===== Materials provided =====
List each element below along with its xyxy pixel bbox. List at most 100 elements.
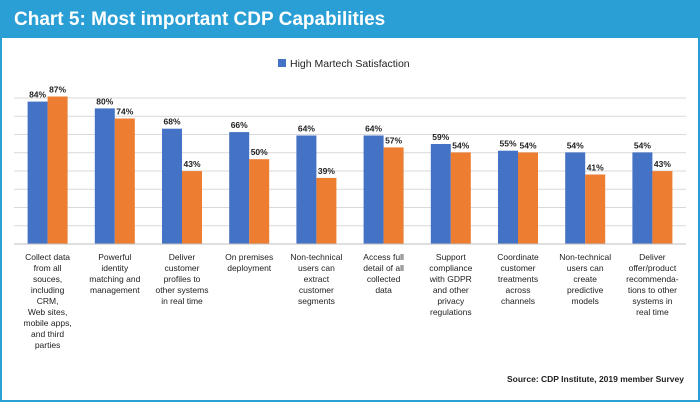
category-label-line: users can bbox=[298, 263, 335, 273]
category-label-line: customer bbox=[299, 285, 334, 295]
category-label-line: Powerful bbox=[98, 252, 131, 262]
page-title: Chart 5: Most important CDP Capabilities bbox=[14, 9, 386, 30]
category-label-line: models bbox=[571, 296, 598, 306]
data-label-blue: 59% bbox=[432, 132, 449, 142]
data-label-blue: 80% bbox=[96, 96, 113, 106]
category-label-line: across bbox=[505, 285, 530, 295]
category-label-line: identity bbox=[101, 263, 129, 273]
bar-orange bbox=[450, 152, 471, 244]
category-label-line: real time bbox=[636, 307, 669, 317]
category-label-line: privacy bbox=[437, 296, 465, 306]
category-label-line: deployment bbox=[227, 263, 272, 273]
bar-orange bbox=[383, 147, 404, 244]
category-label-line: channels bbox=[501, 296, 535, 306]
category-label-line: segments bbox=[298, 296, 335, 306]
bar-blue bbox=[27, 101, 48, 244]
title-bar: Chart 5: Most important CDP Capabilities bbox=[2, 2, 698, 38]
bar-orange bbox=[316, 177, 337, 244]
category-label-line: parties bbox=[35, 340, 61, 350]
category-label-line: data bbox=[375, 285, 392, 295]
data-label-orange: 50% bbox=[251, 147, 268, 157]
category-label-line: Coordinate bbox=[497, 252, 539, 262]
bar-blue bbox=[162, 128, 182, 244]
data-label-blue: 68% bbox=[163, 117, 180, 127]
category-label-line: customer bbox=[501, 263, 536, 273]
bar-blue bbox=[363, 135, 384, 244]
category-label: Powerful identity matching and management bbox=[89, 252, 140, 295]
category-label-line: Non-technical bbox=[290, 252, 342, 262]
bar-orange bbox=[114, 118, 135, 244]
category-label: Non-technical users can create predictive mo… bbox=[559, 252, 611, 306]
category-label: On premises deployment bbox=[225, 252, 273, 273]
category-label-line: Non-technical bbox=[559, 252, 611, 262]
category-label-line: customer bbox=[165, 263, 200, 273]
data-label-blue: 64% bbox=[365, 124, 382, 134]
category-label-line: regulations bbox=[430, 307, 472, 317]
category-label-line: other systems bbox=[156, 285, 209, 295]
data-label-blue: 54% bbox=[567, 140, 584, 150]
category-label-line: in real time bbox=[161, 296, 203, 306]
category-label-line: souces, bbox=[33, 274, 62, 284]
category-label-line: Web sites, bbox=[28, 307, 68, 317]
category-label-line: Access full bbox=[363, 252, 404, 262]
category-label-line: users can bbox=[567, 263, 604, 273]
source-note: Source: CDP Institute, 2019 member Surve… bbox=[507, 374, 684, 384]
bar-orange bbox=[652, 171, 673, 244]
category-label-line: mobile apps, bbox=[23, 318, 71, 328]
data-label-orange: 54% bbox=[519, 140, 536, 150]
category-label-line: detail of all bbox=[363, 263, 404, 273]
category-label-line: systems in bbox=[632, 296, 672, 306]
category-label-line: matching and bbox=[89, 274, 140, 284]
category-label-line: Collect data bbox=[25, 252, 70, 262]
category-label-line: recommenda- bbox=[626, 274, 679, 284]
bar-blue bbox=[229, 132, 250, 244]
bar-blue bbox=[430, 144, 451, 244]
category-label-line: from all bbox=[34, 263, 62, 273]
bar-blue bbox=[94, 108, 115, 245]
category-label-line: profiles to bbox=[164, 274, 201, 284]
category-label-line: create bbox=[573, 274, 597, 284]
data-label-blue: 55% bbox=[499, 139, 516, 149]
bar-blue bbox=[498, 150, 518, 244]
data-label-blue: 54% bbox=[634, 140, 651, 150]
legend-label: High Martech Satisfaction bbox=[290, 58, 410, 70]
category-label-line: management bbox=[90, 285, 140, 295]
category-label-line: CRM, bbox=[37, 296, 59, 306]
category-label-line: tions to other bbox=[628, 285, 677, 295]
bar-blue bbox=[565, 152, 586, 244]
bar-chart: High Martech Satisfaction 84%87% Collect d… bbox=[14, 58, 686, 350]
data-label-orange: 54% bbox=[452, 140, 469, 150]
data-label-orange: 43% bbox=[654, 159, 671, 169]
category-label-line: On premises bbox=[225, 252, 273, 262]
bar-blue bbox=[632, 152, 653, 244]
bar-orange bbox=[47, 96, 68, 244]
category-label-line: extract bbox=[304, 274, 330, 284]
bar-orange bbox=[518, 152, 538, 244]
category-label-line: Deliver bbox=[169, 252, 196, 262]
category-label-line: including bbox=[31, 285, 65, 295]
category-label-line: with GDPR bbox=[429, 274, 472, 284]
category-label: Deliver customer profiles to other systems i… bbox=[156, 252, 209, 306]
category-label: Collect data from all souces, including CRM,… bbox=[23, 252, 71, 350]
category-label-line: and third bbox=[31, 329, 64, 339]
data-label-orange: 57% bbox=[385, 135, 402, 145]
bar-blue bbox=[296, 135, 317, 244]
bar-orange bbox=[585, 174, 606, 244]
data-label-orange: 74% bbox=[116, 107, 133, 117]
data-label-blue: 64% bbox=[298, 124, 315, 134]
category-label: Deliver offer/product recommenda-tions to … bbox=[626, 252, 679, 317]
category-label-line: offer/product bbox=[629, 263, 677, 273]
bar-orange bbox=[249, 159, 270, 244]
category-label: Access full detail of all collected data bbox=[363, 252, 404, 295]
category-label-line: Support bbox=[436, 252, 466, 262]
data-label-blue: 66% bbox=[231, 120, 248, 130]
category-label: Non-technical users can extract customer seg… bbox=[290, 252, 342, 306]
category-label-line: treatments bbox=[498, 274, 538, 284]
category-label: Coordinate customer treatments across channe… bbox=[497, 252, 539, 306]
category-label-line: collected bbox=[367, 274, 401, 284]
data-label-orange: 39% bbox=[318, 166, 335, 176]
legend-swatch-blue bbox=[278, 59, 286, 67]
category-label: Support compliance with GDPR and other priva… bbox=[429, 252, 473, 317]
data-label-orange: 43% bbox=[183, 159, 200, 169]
=====
===== Materials provided =====
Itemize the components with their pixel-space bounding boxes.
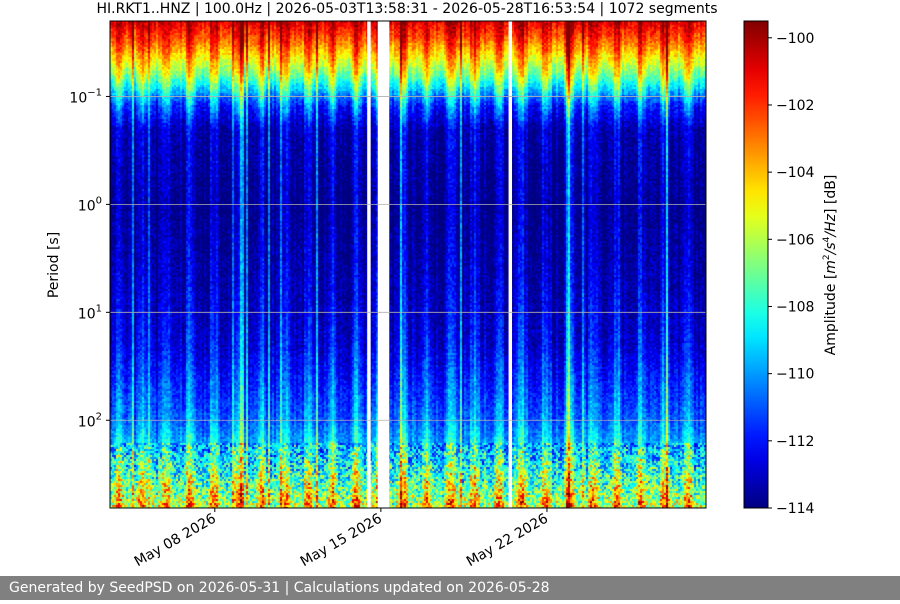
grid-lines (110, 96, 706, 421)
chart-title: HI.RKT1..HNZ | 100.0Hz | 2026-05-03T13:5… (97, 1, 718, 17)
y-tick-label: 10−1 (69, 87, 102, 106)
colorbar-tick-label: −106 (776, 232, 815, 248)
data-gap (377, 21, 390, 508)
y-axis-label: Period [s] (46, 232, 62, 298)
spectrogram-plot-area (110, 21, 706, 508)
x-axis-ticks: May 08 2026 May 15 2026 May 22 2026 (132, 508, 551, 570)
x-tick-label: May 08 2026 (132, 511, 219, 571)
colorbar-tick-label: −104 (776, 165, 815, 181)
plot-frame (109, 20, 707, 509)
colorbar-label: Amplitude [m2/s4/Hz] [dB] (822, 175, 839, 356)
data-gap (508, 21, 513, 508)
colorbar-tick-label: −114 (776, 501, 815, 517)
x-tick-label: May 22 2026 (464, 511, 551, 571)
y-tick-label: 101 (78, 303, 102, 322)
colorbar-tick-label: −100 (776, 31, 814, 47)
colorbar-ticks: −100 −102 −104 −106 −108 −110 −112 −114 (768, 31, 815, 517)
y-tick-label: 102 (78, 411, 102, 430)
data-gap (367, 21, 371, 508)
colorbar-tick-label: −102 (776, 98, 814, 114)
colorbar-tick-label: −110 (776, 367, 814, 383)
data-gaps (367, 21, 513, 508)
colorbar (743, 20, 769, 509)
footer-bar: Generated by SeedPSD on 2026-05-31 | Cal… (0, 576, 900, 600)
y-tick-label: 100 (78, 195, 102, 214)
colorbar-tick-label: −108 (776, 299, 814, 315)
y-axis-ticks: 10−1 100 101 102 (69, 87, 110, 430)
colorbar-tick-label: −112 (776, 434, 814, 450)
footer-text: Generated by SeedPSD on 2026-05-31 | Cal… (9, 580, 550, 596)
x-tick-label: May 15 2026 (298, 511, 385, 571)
=====
*What needs to be done*. In Block 1 of the data, extract the lines from the line with "category-label-line: users can bbox=[298, 263, 335, 273]" up to and including the line with "category-label: On premises". Reproduce each one verbatim.

*Exercise result*.
category-label-line: users can bbox=[298, 263, 335, 273]
category-label-line: customer bbox=[299, 285, 334, 295]
category-label-line: Powerful bbox=[98, 252, 131, 262]
page-title: Chart 5: Most important CDP Capabilities bbox=[14, 9, 386, 30]
category-label-line: models bbox=[571, 296, 598, 306]
data-label-blue: 59% bbox=[432, 132, 449, 142]
data-label-blue: 80% bbox=[96, 96, 113, 106]
category-label-line: across bbox=[505, 285, 530, 295]
category-label-line: identity bbox=[101, 263, 129, 273]
bar-orange bbox=[450, 152, 471, 244]
category-label-line: real time bbox=[636, 307, 669, 317]
category-label-line: privacy bbox=[437, 296, 465, 306]
category-label-line: deployment bbox=[227, 263, 272, 273]
bar-orange bbox=[383, 147, 404, 244]
category-label-line: channels bbox=[501, 296, 535, 306]
category-label-line: segments bbox=[298, 296, 335, 306]
bar-blue bbox=[27, 101, 48, 244]
title-bar: Chart 5: Most important CDP Capabilities bbox=[2, 2, 698, 38]
bar-orange bbox=[316, 177, 337, 244]
category-label-line: parties bbox=[35, 340, 61, 350]
category-label-line: data bbox=[375, 285, 392, 295]
data-label-orange: 50% bbox=[251, 147, 268, 157]
category-label-line: Coordinate bbox=[497, 252, 539, 262]
bar-blue bbox=[162, 128, 182, 244]
data-label-blue: 68% bbox=[163, 117, 180, 127]
category-label-line: customer bbox=[501, 263, 536, 273]
bar-blue bbox=[363, 135, 384, 244]
category-label: Powerful identity matching and management bbox=[89, 252, 140, 295]
category-label-line: Non-technical bbox=[290, 252, 342, 262]
bar-orange bbox=[114, 118, 135, 244]
category-label: Non-technical users can create predictive mo… bbox=[559, 252, 611, 306]
category-label: On premises deployment bbox=[225, 252, 273, 273]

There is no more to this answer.